Transcribe all of the records precisely as they are presented.

----

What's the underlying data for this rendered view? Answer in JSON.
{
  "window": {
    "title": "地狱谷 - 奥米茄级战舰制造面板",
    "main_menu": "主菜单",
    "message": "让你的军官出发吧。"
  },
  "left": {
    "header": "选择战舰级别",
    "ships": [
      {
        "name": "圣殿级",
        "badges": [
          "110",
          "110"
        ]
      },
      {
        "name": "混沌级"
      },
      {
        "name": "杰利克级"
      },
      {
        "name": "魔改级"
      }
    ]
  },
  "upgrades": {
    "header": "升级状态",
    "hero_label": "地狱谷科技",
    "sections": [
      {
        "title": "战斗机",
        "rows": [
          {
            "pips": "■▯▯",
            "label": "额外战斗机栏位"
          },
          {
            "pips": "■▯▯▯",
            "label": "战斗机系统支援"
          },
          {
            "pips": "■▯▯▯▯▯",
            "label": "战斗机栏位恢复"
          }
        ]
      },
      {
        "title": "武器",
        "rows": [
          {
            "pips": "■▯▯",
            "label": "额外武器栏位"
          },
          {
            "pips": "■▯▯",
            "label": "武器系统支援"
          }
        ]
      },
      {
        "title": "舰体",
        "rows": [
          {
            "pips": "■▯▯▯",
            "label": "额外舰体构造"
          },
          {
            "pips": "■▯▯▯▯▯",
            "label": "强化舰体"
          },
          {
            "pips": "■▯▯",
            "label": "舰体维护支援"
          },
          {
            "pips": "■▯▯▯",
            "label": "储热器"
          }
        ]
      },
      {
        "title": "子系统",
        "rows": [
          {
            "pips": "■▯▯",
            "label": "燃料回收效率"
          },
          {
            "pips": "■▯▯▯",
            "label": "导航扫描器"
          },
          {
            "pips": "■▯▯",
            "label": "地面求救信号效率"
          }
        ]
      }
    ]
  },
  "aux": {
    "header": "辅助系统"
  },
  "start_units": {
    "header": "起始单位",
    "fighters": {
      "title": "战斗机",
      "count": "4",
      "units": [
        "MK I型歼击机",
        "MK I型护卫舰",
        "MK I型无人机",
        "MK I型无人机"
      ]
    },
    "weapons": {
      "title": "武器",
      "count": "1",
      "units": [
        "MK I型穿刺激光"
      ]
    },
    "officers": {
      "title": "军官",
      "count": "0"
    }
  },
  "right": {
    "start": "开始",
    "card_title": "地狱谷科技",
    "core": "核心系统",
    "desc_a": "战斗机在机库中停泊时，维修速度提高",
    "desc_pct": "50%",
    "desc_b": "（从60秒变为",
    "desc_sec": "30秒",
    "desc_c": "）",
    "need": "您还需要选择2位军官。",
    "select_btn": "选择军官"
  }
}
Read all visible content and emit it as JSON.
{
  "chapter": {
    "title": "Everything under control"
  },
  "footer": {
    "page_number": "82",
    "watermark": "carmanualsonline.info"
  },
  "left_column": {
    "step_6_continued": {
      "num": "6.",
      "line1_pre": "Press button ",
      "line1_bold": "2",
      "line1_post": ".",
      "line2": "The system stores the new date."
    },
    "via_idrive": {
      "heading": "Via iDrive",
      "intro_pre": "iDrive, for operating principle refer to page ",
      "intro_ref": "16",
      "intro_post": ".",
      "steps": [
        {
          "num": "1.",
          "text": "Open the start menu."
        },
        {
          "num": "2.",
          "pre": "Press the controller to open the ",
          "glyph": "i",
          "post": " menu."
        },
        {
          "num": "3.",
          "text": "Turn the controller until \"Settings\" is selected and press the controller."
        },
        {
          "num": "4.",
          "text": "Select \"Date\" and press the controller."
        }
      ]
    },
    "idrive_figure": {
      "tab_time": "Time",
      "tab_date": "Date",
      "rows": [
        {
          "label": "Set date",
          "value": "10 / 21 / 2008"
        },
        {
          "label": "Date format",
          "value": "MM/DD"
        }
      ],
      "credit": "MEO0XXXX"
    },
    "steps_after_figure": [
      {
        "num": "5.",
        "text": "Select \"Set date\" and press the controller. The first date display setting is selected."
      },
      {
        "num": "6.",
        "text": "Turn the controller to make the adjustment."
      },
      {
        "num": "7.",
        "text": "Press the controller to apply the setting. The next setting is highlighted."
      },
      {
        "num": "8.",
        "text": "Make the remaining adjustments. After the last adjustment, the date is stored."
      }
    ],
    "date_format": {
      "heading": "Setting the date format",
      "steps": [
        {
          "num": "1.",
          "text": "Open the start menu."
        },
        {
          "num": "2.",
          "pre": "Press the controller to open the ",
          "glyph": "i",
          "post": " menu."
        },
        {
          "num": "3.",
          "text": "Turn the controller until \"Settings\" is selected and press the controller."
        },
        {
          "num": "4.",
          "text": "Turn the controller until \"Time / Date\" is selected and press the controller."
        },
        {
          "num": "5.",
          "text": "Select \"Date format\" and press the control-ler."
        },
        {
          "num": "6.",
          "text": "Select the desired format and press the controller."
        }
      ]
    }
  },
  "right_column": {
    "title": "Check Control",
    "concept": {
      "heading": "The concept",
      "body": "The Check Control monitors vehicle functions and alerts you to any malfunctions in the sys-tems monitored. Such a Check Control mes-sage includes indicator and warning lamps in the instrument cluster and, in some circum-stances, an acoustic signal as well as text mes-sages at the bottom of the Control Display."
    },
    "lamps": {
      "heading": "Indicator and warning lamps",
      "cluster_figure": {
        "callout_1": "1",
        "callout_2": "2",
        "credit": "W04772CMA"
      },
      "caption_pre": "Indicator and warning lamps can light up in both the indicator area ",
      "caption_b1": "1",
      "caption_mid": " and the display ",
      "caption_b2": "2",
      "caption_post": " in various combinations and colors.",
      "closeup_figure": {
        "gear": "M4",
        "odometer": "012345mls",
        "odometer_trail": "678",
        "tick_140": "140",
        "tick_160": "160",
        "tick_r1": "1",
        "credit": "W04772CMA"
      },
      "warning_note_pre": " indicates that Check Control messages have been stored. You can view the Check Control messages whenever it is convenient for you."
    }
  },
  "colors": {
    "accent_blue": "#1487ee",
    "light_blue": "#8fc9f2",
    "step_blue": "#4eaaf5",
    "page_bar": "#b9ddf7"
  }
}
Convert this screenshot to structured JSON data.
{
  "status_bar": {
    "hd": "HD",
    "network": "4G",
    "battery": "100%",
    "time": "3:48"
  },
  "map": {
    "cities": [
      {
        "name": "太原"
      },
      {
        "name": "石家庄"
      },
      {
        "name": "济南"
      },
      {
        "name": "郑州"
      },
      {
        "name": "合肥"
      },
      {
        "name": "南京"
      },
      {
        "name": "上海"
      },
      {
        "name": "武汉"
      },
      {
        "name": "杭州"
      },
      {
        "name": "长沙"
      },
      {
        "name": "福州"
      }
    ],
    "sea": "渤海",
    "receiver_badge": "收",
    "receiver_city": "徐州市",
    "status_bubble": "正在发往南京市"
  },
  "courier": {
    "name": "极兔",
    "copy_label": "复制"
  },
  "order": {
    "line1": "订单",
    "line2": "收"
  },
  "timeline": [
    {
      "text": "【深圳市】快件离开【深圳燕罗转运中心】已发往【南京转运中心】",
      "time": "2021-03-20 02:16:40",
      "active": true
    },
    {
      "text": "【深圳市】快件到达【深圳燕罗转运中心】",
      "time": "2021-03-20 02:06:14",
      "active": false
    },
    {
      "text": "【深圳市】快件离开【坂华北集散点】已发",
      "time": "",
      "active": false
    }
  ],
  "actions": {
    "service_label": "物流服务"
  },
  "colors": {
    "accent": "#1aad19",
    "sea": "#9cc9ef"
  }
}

----

- **Result of this exercise**:
What's the underlying data for this rendered view? Answer in JSON.
{
  "window": {
    "title": "地狱谷 - 奥米茄级战舰制造面板",
    "main_menu": "主菜单",
    "message": "让你的军官出发吧。"
  },
  "left": {
    "header": "选择战舰级别",
    "ships": [
      {
        "name": "圣殿级",
        "badges": [
          "110",
          "110"
        ]
      },
      {
        "name": "混沌级"
      },
      {
        "name": "杰利克级"
      },
      {
        "name": "魔改级"
      }
    ]
  },
  "upgrades": {
    "header": "升级状态",
    "hero_label": "地狱谷科技",
    "sections": [
      {
        "title": "战斗机",
        "rows": [
          {
            "pips": "■▯▯",
            "label": "额外战斗机栏位"
          },
          {
            "pips": "■▯▯▯",
            "label": "战斗机系统支援"
          },
          {
            "pips": "■▯▯▯▯▯",
            "label": "战斗机栏位恢复"
          }
        ]
      },
      {
        "title": "武器",
        "rows": [
          {
            "pips": "■▯▯",
            "label": "额外武器栏位"
          },
          {
            "pips": "■▯▯",
            "label": "武器系统支援"
          }
        ]
      },
      {
        "title": "舰体",
        "rows": [
          {
            "pips": "■▯▯▯",
            "label": "额外舰体构造"
          },
          {
            "pips": "■▯▯▯▯▯",
            "label": "强化舰体"
          },
          {
            "pips": "■▯▯",
            "label": "舰体维护支援"
          },
          {
            "pips": "■▯▯▯",
            "label": "储热器"
          }
        ]
      },
      {
        "title": "子系统",
        "rows": [
          {
            "pips": "■▯▯",
            "label": "燃料回收效率"
          },
          {
            "pips": "■▯▯▯",
            "label": "导航扫描器"
          },
          {
            "pips": "■▯▯",
            "label": "地面求救信号效率"
          }
        ]
      }
    ]
  },
  "aux": {
    "header": "辅助系统"
  },
  "start_units": {
    "header": "起始单位",
    "fighters": {
      "title": "战斗机",
      "count": "4",
      "units": [
        "MK I型歼击机",
        "MK I型护卫舰",
        "MK I型无人机",
        "MK I型无人机"
      ]
    },
    "weapons": {
      "title": "武器",
      "count": "1",
      "units": [
        "MK I型穿刺激光"
      ]
    },
    "officers": {
      "title": "军官",
      "count": "0"
    }
  },
  "right": {
    "start": "开始",
    "card_title": "地狱谷科技",
    "core": "核心系统",
    "desc_a": "战斗机在机库中停泊时，维修速度提高",
    "desc_pct": "50%",
    "desc_b": "（从60秒变为",
    "desc_sec": "30秒",
    "desc_c": "）",
    "need": "您还需要选择2位军官。",
    "select_btn": "选择军官"
  }
}
Read all visible content and emit it as JSON.
{
  "chapter": {
    "title": "Everything under control"
  },
  "footer": {
    "page_number": "82",
    "watermark": "carmanualsonline.info"
  },
  "left_column": {
    "step_6_continued": {
      "num": "6.",
      "line1_pre": "Press button ",
      "line1_bold": "2",
      "line1_post": ".",
      "line2": "The system stores the new date."
    },
    "via_idrive": {
      "heading": "Via iDrive",
      "intro_pre": "iDrive, for operating principle refer to page ",
      "intro_ref": "16",
      "intro_post": ".",
      "steps": [
        {
          "num": "1.",
          "text": "Open the start menu."
        },
        {
          "num": "2.",
          "pre": "Press the controller to open the ",
          "glyph": "i",
          "post": " menu."
        },
        {
          "num": "3.",
          "text": "Turn the controller until \"Settings\" is selected and press the controller."
        },
        {
          "num": "4.",
          "text": "Select \"Date\" and press the controller."
        }
      ]
    },
    "idrive_figure": {
      "tab_time": "Time",
      "tab_date": "Date",
      "rows": [
        {
          "label": "Set date",
          "value": "10 / 21 / 2008"
        },
        {
          "label": "Date format",
          "value": "MM/DD"
        }
      ],
      "credit": "MEO0XXXX"
    },
    "steps_after_figure": [
      {
        "num": "5.",
        "text": "Select \"Set date\" and press the controller. The first date display setting is selected."
      },
      {
        "num": "6.",
        "text": "Turn the controller to make the adjustment."
      },
      {
        "num": "7.",
        "text": "Press the controller to apply the setting. The next setting is highlighted."
      },
      {
        "num": "8.",
        "text": "Make the remaining adjustments. After the last adjustment, the date is stored."
      }
    ],
    "date_format": {
      "heading": "Setting the date format",
      "steps": [
        {
          "num": "1.",
          "text": "Open the start menu."
        },
        {
          "num": "2.",
          "pre": "Press the controller to open the ",
          "glyph": "i",
          "post": " menu."
        },
        {
          "num": "3.",
          "text": "Turn the controller until \"Settings\" is selected and press the controller."
        },
        {
          "num": "4.",
          "text": "Turn the controller until \"Time / Date\" is selected and press the controller."
        },
        {
          "num": "5.",
          "text": "Select \"Date format\" and press the control-ler."
        },
        {
          "num": "6.",
          "text": "Select the desired format and press the controller."
        }
      ]
    }
  },
  "right_column": {
    "title": "Check Control",
    "concept": {
      "heading": "The concept",
      "body": "The Check Control monitors vehicle functions and alerts you to any malfunctions in the sys-tems monitored. Such a Check Control mes-sage includes indicator and warning lamps in the instrument cluster and, in some circum-stances, an acoustic signal as well as text mes-sages at the bottom of the Control Display."
    },
    "lamps": {
      "heading": "Indicator and warning lamps",
      "cluster_figure": {
        "callout_1": "1",
        "callout_2": "2",
        "credit": "W04772CMA"
      },
      "caption_pre": "Indicator and warning lamps can light up in both the indicator area ",
      "caption_b1": "1",
      "caption_mid": " and the display ",
      "caption_b2": "2",
      "caption_post": " in various combinations and colors.",
      "closeup_figure": {
        "gear": "M4",
        "odometer": "012345mls",
        "odometer_trail": "678",
        "tick_140": "140",
        "tick_160": "160",
        "tick_r1": "1",
        "credit": "W04772CMA"
      },
      "warning_note_pre": " indicates that Check Control messages have been stored. You can view the Check Control messages whenever it is convenient for you."
    }
  },
  "colors": {
    "accent_blue": "#1487ee",
    "light_blue": "#8fc9f2",
    "step_blue": "#4eaaf5",
    "page_bar": "#b9ddf7"
  }
}
Convert this screenshot to structured JSON data.
{
  "status_bar": {
    "hd": "HD",
    "network": "4G",
    "battery": "100%",
    "time": "3:48"
  },
  "map": {
    "cities": [
      {
        "name": "太原"
      },
      {
        "name": "石家庄"
      },
      {
        "name": "济南"
      },
      {
        "name": "郑州"
      },
      {
        "name": "合肥"
      },
      {
        "name": "南京"
      },
      {
        "name": "上海"
      },
      {
        "name": "武汉"
      },
      {
        "name": "杭州"
      },
      {
        "name": "长沙"
      },
      {
        "name": "福州"
      }
    ],
    "sea": "渤海",
    "receiver_badge": "收",
    "receiver_city": "徐州市",
    "status_bubble": "正在发往南京市"
  },
  "courier": {
    "name": "极兔",
    "copy_label": "复制"
  },
  "order": {
    "line1": "订单",
    "line2": "收"
  },
  "timeline": [
    {
      "text": "【深圳市】快件离开【深圳燕罗转运中心】已发往【南京转运中心】",
      "time": "2021-03-20 02:16:40",
      "active": true
    },
    {
      "text": "【深圳市】快件到达【深圳燕罗转运中心】",
      "time": "2021-03-20 02:06:14",
      "active": false
    },
    {
      "text": "【深圳市】快件离开【坂华北集散点】已发",
      "time": "",
      "active": false
    }
  ],
  "actions": {
    "service_label": "物流服务"
  },
  "colors": {
    "accent": "#1aad19",
    "sea": "#9cc9ef"
  }
}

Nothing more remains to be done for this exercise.